Aim of the task >>
Print out every record exactly as it appears.

○ ○ ○ ○ ○ ○ ○

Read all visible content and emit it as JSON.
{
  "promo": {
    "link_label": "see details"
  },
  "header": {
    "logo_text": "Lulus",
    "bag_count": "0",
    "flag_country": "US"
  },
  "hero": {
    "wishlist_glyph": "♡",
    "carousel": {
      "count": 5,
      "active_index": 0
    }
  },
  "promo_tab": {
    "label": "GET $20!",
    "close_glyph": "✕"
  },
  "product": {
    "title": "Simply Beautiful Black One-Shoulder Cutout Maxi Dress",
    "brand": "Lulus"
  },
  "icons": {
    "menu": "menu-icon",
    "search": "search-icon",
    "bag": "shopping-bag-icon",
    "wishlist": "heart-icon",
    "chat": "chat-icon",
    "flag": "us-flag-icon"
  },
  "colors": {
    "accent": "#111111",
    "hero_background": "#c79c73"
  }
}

○ ○ ○ ○ ○ ○ ○

Answer to this task >>
Read all visible content and emit it as JSON.
{
  "promo": {
    "link_label": "see details"
  },
  "header": {
    "logo_text": "Lulus",
    "bag_count": "0",
    "flag_country": "US"
  },
  "hero": {
    "wishlist_glyph": "♡",
    "carousel": {
      "count": 5,
      "active_index": 0
    }
  },
  "promo_tab": {
    "label": "GET $20!",
    "close_glyph": "✕"
  },
  "product": {
    "title": "Simply Beautiful Black One-Shoulder Cutout Maxi Dress",
    "brand": "Lulus"
  },
  "icons": {
    "menu": "menu-icon",
    "search": "search-icon",
    "bag": "shopping-bag-icon",
    "wishlist": "heart-icon",
    "chat": "chat-icon",
    "flag": "us-flag-icon"
  },
  "colors": {
    "accent": "#111111",
    "hero_background": "#c79c73"
  }
}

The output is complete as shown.